- EXERCISE MATERIALS:
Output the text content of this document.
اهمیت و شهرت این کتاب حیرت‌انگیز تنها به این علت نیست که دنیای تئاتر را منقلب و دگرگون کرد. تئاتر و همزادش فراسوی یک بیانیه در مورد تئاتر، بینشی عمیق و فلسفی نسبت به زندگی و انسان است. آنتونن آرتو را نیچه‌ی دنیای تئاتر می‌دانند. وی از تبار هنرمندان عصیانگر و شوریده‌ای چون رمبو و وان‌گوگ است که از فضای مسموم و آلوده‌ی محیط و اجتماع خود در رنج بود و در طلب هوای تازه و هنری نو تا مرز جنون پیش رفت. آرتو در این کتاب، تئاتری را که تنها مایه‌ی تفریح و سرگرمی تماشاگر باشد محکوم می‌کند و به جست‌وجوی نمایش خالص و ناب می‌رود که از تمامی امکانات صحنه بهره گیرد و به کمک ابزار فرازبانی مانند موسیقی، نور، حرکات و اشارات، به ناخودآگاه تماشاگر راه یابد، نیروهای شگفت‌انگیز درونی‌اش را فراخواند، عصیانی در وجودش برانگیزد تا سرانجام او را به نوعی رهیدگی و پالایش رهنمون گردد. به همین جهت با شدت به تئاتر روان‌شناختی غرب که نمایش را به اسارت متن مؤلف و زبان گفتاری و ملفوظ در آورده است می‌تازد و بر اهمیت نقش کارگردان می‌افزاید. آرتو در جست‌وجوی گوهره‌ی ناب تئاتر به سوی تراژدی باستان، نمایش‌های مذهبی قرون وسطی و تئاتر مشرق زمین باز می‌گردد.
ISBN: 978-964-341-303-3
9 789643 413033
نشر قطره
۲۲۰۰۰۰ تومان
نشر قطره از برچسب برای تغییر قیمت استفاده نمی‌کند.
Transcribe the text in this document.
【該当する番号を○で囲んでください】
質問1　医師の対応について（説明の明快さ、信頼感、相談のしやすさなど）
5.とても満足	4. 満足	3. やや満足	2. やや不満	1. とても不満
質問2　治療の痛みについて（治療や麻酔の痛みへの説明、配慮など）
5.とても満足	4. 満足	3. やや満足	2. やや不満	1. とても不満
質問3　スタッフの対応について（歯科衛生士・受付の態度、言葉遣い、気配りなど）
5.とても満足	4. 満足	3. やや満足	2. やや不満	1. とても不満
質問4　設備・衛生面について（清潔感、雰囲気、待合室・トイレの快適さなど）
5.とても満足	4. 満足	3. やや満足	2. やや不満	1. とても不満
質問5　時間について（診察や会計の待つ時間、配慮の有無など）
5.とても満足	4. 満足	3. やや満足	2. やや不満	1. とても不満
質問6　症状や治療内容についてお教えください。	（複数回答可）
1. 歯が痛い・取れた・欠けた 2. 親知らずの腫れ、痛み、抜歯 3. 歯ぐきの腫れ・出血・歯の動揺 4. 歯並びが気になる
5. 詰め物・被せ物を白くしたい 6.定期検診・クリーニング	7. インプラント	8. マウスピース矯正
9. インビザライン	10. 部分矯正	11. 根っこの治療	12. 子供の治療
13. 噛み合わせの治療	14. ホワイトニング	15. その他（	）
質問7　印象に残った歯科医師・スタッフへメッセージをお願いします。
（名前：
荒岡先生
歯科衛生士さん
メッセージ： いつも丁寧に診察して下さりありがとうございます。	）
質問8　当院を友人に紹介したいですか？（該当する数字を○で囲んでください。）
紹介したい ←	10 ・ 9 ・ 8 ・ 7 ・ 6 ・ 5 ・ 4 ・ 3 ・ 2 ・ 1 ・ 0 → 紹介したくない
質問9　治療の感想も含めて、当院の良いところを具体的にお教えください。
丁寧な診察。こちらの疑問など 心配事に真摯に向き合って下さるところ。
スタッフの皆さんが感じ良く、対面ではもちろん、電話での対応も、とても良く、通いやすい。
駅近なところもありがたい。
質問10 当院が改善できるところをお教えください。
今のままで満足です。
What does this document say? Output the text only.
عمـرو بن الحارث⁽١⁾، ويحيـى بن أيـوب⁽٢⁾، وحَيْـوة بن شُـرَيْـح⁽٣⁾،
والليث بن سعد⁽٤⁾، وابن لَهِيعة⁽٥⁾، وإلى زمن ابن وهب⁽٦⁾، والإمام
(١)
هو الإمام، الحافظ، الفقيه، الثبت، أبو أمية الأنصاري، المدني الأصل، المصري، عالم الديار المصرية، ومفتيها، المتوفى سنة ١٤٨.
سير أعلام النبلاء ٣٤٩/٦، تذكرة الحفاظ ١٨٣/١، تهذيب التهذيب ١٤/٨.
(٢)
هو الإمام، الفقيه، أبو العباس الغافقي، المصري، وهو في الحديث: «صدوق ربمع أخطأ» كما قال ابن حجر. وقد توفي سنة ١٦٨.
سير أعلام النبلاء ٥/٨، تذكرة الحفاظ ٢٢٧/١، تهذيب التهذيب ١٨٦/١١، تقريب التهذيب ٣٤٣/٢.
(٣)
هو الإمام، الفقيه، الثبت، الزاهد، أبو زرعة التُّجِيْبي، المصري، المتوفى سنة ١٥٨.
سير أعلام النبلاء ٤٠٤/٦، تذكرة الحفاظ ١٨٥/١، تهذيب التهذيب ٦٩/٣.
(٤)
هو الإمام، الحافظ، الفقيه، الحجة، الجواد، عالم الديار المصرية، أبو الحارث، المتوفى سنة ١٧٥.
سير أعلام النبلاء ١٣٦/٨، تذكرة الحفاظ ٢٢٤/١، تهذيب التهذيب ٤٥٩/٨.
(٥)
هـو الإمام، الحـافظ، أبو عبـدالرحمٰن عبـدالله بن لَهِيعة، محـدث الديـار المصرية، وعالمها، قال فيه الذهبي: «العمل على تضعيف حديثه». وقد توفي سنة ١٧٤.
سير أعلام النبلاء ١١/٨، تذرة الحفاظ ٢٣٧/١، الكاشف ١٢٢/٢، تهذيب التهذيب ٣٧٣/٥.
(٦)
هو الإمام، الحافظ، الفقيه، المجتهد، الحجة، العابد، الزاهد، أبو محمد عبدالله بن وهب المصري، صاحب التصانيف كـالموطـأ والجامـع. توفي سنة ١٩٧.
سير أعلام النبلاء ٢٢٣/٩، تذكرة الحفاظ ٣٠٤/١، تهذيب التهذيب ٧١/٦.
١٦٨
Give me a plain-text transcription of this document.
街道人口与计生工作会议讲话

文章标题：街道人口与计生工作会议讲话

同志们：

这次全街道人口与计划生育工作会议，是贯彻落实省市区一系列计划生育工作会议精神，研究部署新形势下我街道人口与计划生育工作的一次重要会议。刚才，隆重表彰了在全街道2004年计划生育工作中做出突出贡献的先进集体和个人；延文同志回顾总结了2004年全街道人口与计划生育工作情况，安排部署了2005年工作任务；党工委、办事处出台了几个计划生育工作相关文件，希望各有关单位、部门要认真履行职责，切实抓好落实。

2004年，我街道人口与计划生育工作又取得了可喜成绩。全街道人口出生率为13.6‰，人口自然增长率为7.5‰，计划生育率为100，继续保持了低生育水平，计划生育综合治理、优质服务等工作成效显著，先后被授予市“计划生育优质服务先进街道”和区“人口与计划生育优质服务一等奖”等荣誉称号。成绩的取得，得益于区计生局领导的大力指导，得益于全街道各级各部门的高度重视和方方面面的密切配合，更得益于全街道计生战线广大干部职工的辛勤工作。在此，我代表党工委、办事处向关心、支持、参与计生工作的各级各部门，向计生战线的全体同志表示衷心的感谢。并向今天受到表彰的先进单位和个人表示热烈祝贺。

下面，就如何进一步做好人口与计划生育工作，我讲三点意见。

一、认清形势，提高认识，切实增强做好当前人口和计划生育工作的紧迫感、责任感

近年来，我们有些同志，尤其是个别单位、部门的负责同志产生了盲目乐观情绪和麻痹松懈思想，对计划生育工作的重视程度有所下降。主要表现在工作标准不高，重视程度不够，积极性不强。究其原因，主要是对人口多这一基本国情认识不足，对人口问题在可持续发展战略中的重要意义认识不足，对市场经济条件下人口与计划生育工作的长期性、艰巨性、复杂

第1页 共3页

- OBJECTIVE: From the data above, pick out each line containing "أعلام" and copy it.

- TASK RESULT:
سير أعلام النبلاء ٣٤٩/٦، تذكرة الحفاظ ١٨٣/١، تهذيب التهذيب ١٤/٨.
سير أعلام النبلاء ٥/٨، تذكرة الحفاظ ٢٢٧/١، تهذيب التهذيب ١٨٦/١١، تقريب التهذيب ٣٤٣/٢.
سير أعلام النبلاء ٤٠٤/٦، تذكرة الحفاظ ١٨٥/١، تهذيب التهذيب ٦٩/٣.
سير أعلام النبلاء ١٣٦/٨، تذكرة الحفاظ ٢٢٤/١، تهذيب التهذيب ٤٥٩/٨.
سير أعلام النبلاء ١١/٨، تذرة الحفاظ ٢٣٧/١، الكاشف ١٢٢/٢، تهذيب التهذيب ٣٧٣/٥.
سير أعلام النبلاء ٢٢٣/٩، تذكرة الحفاظ ٣٠٤/١، تهذيب التهذيب ٧١/٦.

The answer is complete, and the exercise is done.